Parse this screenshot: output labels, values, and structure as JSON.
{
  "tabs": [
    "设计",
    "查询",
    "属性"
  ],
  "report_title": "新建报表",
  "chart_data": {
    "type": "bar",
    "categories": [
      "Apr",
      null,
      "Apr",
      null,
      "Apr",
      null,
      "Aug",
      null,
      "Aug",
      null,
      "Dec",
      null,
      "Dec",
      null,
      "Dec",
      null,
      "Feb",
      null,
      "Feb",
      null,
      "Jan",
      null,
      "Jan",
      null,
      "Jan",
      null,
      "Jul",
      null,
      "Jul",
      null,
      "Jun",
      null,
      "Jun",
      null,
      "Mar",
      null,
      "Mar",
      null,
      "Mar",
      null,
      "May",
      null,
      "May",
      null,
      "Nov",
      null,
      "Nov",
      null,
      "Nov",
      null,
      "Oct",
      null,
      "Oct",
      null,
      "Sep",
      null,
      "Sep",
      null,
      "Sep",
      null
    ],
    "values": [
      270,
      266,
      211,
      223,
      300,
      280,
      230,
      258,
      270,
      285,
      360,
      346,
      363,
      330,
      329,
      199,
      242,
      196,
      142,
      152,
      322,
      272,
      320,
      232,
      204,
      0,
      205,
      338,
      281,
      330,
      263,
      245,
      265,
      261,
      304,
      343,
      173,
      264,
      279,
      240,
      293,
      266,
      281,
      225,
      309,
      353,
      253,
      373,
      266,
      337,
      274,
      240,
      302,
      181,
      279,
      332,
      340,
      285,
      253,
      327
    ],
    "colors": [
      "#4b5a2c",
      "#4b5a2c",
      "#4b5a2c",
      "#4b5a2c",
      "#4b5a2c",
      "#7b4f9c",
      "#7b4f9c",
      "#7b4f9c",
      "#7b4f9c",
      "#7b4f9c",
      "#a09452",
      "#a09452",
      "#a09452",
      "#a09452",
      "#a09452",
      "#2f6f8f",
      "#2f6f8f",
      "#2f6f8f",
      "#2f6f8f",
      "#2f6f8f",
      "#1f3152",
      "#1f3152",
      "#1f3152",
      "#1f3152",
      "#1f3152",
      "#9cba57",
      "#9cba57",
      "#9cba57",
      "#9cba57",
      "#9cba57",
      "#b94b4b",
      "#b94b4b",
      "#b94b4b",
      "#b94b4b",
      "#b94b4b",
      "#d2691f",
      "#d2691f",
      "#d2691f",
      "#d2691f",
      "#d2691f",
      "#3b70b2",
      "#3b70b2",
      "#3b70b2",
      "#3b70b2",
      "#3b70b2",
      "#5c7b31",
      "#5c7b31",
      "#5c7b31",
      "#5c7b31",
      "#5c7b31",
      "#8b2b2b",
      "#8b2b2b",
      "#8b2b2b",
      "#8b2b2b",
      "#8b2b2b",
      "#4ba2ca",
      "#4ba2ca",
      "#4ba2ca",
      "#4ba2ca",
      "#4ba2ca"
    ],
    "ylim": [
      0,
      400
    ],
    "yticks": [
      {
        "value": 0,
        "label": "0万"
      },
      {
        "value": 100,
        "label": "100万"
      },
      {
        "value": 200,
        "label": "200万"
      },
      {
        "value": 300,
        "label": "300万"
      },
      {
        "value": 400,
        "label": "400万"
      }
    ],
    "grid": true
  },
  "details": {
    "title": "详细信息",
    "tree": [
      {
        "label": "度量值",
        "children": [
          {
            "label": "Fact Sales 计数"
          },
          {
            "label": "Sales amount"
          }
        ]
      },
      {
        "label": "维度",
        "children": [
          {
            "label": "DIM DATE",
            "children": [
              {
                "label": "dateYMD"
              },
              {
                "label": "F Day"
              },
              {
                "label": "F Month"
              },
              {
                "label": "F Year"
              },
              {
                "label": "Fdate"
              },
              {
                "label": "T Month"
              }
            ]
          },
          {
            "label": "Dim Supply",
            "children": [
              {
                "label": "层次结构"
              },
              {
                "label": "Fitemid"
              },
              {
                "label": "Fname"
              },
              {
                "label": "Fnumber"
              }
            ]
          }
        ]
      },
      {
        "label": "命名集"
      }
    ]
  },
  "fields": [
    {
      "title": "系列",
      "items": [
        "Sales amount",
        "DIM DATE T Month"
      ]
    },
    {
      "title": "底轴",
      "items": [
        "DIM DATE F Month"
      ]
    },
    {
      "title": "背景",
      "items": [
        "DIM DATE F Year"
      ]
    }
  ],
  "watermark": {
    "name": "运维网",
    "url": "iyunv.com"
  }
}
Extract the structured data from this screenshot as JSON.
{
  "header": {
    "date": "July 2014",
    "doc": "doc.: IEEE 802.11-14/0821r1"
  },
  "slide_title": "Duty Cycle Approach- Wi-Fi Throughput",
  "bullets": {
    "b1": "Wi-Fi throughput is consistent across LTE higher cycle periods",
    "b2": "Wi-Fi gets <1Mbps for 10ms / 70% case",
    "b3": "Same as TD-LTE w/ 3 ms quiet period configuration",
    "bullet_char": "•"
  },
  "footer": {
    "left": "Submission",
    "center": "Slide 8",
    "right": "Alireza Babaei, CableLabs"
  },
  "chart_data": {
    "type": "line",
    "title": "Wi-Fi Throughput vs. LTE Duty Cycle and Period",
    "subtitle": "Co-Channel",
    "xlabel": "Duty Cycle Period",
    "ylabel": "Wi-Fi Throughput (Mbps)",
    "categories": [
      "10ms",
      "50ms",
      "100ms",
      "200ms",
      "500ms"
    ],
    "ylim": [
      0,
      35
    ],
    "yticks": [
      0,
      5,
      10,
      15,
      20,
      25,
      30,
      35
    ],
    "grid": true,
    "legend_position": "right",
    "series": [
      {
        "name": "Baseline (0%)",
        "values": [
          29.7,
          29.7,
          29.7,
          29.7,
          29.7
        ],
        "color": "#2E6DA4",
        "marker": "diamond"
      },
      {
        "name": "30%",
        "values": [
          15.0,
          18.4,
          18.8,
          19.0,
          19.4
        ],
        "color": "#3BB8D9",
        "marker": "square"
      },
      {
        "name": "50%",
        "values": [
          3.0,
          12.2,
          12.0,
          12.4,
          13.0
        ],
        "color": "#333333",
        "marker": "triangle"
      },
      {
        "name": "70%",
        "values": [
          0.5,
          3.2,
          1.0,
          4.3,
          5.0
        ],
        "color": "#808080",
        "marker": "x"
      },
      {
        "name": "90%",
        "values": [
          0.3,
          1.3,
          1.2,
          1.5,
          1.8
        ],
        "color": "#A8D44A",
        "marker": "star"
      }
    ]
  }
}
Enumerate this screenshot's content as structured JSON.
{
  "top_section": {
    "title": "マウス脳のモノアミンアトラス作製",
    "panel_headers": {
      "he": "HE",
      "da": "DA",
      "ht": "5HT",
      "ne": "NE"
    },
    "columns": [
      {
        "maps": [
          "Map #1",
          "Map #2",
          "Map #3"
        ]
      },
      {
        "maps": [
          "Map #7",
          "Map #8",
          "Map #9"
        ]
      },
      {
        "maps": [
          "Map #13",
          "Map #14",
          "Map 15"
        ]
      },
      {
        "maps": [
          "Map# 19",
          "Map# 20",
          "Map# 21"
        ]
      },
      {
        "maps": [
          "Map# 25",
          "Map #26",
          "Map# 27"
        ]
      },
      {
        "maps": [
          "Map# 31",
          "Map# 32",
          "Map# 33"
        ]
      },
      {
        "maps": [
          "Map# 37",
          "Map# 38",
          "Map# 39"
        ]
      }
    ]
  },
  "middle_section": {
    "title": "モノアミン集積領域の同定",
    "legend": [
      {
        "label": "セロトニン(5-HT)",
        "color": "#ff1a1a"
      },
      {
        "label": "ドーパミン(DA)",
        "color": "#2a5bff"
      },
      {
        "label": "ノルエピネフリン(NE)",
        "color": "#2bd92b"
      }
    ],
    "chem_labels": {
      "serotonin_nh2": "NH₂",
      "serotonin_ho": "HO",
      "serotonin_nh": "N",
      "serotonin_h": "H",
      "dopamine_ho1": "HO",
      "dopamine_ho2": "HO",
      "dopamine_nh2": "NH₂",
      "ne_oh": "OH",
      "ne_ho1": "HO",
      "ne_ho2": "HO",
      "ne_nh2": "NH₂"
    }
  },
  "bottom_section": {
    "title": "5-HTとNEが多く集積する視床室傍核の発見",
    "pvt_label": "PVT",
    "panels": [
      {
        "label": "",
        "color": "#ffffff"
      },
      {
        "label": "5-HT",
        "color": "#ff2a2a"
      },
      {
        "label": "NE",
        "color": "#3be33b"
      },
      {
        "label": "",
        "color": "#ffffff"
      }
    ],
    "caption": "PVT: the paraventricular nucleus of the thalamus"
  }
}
────────────────────
[Task to carry out]:
Count the lines above that contain the word "structured", and give only that number.

[Task answer]:
2